WRITTEN EXERCISE: Each entry below is to be duplicated verbatim.

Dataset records
• • • • •

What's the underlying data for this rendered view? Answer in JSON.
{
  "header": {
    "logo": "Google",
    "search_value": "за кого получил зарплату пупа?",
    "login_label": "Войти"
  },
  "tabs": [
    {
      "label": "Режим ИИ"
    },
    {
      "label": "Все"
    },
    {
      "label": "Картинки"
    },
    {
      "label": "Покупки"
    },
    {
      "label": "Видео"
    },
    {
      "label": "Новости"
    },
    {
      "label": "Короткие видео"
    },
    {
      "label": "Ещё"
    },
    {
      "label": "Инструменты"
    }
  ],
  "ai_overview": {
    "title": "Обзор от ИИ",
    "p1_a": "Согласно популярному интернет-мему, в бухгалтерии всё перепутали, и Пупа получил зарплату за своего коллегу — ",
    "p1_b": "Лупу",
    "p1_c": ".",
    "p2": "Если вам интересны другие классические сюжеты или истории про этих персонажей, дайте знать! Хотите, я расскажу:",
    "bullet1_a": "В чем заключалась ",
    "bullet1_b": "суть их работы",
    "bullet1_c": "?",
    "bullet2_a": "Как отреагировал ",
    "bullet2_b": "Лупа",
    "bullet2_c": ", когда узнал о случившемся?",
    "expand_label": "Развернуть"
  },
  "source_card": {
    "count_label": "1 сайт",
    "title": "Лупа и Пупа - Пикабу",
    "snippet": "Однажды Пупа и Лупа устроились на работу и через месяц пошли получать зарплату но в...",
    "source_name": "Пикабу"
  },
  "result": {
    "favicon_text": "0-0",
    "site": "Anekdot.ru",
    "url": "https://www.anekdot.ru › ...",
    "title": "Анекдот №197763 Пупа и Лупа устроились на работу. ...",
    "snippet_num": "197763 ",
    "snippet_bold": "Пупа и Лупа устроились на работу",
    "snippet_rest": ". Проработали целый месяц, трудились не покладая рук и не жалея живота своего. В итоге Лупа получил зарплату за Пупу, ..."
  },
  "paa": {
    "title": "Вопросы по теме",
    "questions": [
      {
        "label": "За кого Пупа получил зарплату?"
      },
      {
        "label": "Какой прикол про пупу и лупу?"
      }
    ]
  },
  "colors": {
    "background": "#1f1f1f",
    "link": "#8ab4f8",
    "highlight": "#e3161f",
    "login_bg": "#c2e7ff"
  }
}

• • • • •

FINISHED EXERCISE:
What's the underlying data for this rendered view? Answer in JSON.
{
  "header": {
    "logo": "Google",
    "search_value": "за кого получил зарплату пупа?",
    "login_label": "Войти"
  },
  "tabs": [
    {
      "label": "Режим ИИ"
    },
    {
      "label": "Все"
    },
    {
      "label": "Картинки"
    },
    {
      "label": "Покупки"
    },
    {
      "label": "Видео"
    },
    {
      "label": "Новости"
    },
    {
      "label": "Короткие видео"
    },
    {
      "label": "Ещё"
    },
    {
      "label": "Инструменты"
    }
  ],
  "ai_overview": {
    "title": "Обзор от ИИ",
    "p1_a": "Согласно популярному интернет-мему, в бухгалтерии всё перепутали, и Пупа получил зарплату за своего коллегу — ",
    "p1_b": "Лупу",
    "p1_c": ".",
    "p2": "Если вам интересны другие классические сюжеты или истории про этих персонажей, дайте знать! Хотите, я расскажу:",
    "bullet1_a": "В чем заключалась ",
    "bullet1_b": "суть их работы",
    "bullet1_c": "?",
    "bullet2_a": "Как отреагировал ",
    "bullet2_b": "Лупа",
    "bullet2_c": ", когда узнал о случившемся?",
    "expand_label": "Развернуть"
  },
  "source_card": {
    "count_label": "1 сайт",
    "title": "Лупа и Пупа - Пикабу",
    "snippet": "Однажды Пупа и Лупа устроились на работу и через месяц пошли получать зарплату но в...",
    "source_name": "Пикабу"
  },
  "result": {
    "favicon_text": "0-0",
    "site": "Anekdot.ru",
    "url": "https://www.anekdot.ru › ...",
    "title": "Анекдот №197763 Пупа и Лупа устроились на работу. ...",
    "snippet_num": "197763 ",
    "snippet_bold": "Пупа и Лупа устроились на работу",
    "snippet_rest": ". Проработали целый месяц, трудились не покладая рук и не жалея живота своего. В итоге Лупа получил зарплату за Пупу, ..."
  },
  "paa": {
    "title": "Вопросы по теме",
    "questions": [
      {
        "label": "За кого Пупа получил зарплату?"
      },
      {
        "label": "Какой прикол про пупу и лупу?"
      }
    ]
  },
  "colors": {
    "background": "#1f1f1f",
    "link": "#8ab4f8",
    "highlight": "#e3161f",
    "login_bg": "#c2e7ff"
  }
}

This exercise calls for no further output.